TASK DETAILS: Copy out the part of the pull request on GKE Gateway API support that starts with "maci0 · 2025-07-03T08:48:54Z" and goes on through "regional external traffic.".

Add support for GKE Gateway API #359

maci0 · 2025-07-03T08:48:54Z

This pull request introduces support for Google Kubernetes Engine (GKE) Gateway API implementations, enabling users to leverage GKE's native L7 load balancers for both internal and regional external traffic.

GKE Gateway Policies:
Integrates GCPBackendPolicy and HealthCheckPolicy resources into the Helm chart for the sample application.
These GKE-specific policies are now conditionally created only when the gateway.gatewayClassName is set to a GKE type (e.g., gke-l7-rilb).
Installer Script Update:
The llmd-installer.sh validation logic has been updated to recognize gke-l7-rilb and gke-l7-regional-external-managed as valid gateway types.

install.log

user@w-mwysocki-mc1on5gh:~/llm-d-deployer/quickstart$ ./llmd-installer.sh -m -j gke-l7-rilb -f examples/base/slim/base-sli
m.yaml 
ℹ️  📂 Setting up script environment...
ℹ️  kubectl can reach to a running Kubernetes cluster.
✅ HF_TOKEN validated
✅ Gateway type validated
ℹ️  🏗️ Installing GAIE Kubernetes infrastructure…
✅ 📜 Base CRDs: Installing...
Warning: resource customresourcedefinitions/gatewayclasses.gateway.networking.k8s.io is missing the kubectl.kubernetes.io/last-applied-configuration annotation which is required by kubectl apply. kubectl apply should only be used on resources created declaratively by either kubectl create --save-config or kubectl apply. The missing annotation will be patched automatically.
customresourcedefinition.apiextensions.k8s.io/gatewayclasses.gateway.networking.k8s.io configured
Warning: resource customresourcedefinitions/gateways.gateway.networking.k8s.io is missing the kubectl.kubernetes.io/last-applied-configuration annotation which is required by kubectl apply. kubectl apply should only be used on resources created declaratively by either kubectl create --save-config or kubectl apply. The missing annotation will be patched automatically.
customresourcedefinition.apiextensions.k8s.io/gateways.gateway.networking.k8s.io configured
customresourcedefinition.apiextensions.k8s.io/grpcroutes.gateway.networking.k8s.io created
Warning: resource customresourcedefinitions/httproutes.gateway.networking.k8s.io is missing the kubectl.kubernetes.io/last-applied-configuration annotation which is required by kubectl apply. kubectl apply should only be used on resources created declaratively by either kubectl create --save-config or kubectl apply. The missing annotation will be patched automatically.
customresourcedefinition.apiextensions.k8s.io/httproutes.gateway.networking.k8s.io configured
Warning: resource customresourcedefinitions/referencegrants.gateway.networking.k8s.io is missing the kubectl.kubernetes.io/last-applied-configuration annotation which is required by kubectl apply. kubectl apply should only be used on resources created declaratively by either kubectl create --save-config or kubectl apply. The missing annotation will be patched automatically.

RECORDED DATA:
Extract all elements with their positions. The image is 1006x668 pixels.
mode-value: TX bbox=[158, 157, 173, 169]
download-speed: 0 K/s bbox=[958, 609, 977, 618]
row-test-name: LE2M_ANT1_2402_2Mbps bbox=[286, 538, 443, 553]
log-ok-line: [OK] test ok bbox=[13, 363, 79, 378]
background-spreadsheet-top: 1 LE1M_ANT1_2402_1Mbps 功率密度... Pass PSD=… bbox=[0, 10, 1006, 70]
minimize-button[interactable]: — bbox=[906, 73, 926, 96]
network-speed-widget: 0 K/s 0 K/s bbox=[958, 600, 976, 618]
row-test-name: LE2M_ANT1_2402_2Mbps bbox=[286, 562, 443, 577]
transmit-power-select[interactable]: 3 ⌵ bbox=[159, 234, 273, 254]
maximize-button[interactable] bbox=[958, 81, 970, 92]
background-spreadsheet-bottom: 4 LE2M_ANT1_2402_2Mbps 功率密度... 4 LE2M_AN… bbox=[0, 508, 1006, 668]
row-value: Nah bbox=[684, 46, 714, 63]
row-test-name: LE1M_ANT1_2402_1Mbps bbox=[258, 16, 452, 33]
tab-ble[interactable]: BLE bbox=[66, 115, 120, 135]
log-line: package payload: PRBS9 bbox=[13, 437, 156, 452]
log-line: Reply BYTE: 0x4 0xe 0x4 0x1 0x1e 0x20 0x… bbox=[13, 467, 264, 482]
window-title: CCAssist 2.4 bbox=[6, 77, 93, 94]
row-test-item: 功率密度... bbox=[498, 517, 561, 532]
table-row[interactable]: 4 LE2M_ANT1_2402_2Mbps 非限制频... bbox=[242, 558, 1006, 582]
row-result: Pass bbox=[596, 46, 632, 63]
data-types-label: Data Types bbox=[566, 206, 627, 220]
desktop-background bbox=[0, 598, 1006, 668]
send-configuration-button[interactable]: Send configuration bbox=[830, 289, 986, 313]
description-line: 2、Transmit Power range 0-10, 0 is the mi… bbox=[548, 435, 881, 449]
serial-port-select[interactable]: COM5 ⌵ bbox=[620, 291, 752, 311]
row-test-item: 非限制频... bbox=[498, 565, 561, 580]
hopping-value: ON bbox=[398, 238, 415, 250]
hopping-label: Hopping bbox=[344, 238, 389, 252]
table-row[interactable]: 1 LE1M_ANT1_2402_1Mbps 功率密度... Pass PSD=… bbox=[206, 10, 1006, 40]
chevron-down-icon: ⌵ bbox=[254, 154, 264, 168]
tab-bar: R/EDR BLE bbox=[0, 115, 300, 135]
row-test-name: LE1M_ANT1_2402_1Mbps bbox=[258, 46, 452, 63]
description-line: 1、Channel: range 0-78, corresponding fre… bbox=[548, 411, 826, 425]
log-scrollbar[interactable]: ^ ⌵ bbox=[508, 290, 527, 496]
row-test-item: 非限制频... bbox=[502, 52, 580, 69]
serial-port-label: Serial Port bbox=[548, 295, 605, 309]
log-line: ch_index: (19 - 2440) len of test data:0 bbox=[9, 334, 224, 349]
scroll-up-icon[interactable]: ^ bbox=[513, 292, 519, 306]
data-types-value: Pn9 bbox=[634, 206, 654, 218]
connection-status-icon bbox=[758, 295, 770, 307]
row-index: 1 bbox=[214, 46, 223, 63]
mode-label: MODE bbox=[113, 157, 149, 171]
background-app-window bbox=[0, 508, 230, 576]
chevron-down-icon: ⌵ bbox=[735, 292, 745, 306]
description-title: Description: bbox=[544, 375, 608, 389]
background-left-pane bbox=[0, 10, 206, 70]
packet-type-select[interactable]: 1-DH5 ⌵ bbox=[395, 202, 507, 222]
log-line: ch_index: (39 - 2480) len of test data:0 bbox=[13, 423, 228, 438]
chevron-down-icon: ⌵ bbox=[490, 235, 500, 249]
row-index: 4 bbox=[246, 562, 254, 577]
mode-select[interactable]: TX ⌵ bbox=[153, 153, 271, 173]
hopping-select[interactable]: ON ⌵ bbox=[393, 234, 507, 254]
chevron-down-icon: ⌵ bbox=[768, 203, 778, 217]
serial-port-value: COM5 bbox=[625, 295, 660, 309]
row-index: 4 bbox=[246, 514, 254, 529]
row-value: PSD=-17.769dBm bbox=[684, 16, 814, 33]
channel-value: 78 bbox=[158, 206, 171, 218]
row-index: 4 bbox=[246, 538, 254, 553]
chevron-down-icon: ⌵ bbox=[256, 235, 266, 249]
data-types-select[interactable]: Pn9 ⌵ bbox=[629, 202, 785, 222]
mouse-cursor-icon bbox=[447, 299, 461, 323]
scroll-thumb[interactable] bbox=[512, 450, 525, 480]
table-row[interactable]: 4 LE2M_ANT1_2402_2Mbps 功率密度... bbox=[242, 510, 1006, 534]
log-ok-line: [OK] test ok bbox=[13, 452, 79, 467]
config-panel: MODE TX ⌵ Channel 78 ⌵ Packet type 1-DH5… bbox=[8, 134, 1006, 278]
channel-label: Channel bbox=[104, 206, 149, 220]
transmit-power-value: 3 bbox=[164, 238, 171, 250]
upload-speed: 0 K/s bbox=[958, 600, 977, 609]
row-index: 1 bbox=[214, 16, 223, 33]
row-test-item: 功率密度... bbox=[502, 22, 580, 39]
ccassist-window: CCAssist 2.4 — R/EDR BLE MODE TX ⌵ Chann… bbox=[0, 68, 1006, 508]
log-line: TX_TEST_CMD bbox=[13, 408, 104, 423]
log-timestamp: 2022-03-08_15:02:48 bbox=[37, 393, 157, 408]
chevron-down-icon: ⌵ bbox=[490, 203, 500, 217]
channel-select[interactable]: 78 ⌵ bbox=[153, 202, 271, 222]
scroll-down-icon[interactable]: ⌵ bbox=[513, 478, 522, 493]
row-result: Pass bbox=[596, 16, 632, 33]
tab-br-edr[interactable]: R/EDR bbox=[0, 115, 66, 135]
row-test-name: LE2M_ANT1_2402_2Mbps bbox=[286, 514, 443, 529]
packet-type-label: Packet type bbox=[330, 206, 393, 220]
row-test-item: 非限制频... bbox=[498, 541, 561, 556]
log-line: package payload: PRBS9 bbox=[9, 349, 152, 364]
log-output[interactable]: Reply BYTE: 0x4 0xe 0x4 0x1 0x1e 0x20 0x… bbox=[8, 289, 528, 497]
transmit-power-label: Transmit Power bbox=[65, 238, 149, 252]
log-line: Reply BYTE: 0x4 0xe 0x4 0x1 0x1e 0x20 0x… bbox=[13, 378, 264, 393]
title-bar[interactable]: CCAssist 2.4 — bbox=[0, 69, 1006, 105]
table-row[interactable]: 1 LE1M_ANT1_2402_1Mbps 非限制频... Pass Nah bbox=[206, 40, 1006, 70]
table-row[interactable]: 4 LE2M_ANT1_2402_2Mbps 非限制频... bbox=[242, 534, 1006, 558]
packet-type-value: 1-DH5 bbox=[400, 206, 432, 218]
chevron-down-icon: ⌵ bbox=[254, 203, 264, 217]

WRITTEN RESPONSE:
maci0 · 2025-07-03T08:48:54Z

This pull request introduces support for Google Kubernetes Engine (GKE) Gateway API implementations, enabling users to leverage GKE's native L7 load balancers for both internal and regional external traffic.